→ **Exercise aim**: Scan the entries below and report only how many lines contain "солдатам".

→ **Entries**:
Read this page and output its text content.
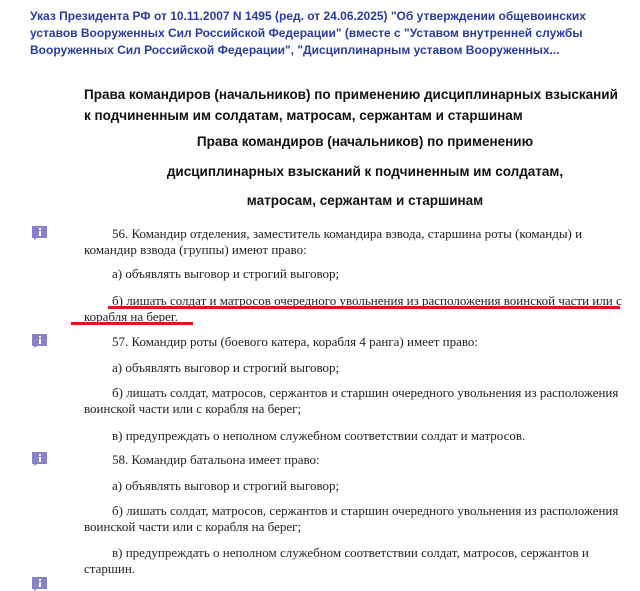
Указ Президента РФ от 10.11.2007 N 1495 (ред. от 24.06.2025) "Об утверждении общевоинских уставов Вооруженных Сил Российской Федерации" (вместе с "Уставом внутренней службы Вооруженных Сил Российской Федерации", "Дисциплинарным уставом Вооруженных...
Права командиров (начальников) по применению дисциплинарных взысканий к подчиненным им солдатам, матросам, сержантам и старшинам
Права командиров (начальников) по применению
дисциплинарных взысканий к подчиненным им солдатам,
матросам, сержантам и старшинам
56. Командир отделения, заместитель командира взвода, старшина роты (команды) и командир взвода (группы) имеют право:
а) объявлять выговор и строгий выговор;
б) лишать солдат и матросов очередного увольнения из расположения воинской части или с корабля на берег.
57. Командир роты (боевого катера, корабля 4 ранга) имеет право:
а) объявлять выговор и строгий выговор;
б) лишать солдат, матросов, сержантов и старшин очередного увольнения из расположения воинской части или с корабля на берег;
в) предупреждать о неполном служебном соответствии солдат и матросов.
58. Командир батальона имеет право:
а) объявлять выговор и строгий выговор;
б) лишать солдат, матросов, сержантов и старшин очередного увольнения из расположения воинской части или с корабля на берег;
в) предупреждать о неполном служебном соответствии солдат, матросов, сержантов и старшин.
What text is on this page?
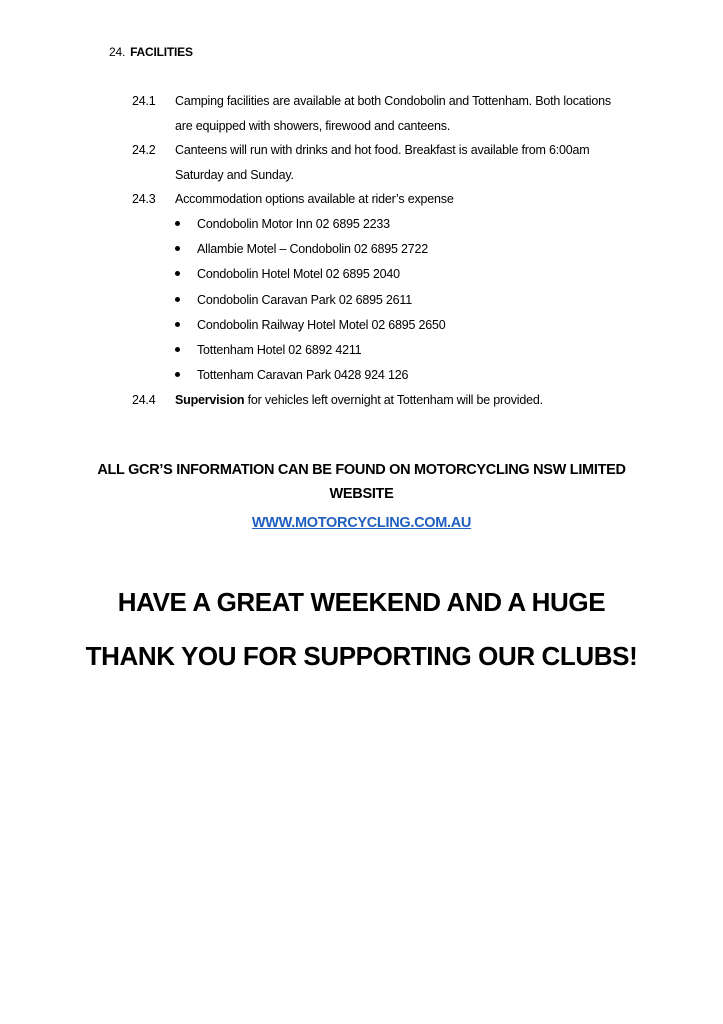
24. FACILITIES
24.1 Camping facilities are available at both Condobolin and Tottenham. Both locations
are equipped with showers, firewood and canteens.
24.2 Canteens will run with drinks and hot food. Breakfast is available from 6:00am
Saturday and Sunday.
24.3 Accommodation options available at rider’s expense
Condobolin Motor Inn 02 6895 2233
Allambie Motel – Condobolin 02 6895 2722
Condobolin Hotel Motel 02 6895 2040
Condobolin Caravan Park 02 6895 2611
Condobolin Railway Hotel Motel 02 6895 2650
Tottenham Hotel 02 6892 4211
Tottenham Caravan Park 0428 924 126
24.4 Supervision for vehicles left overnight at Tottenham will be provided.
ALL GCR’S INFORMATION CAN BE FOUND ON MOTORCYCLING NSW LIMITED
WEBSITE
WWW.MOTORCYCLING.COM.AU
HAVE A GREAT WEEKEND AND A HUGE
THANK YOU FOR SUPPORTING OUR CLUBS!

→ **Result of the exercise**: 2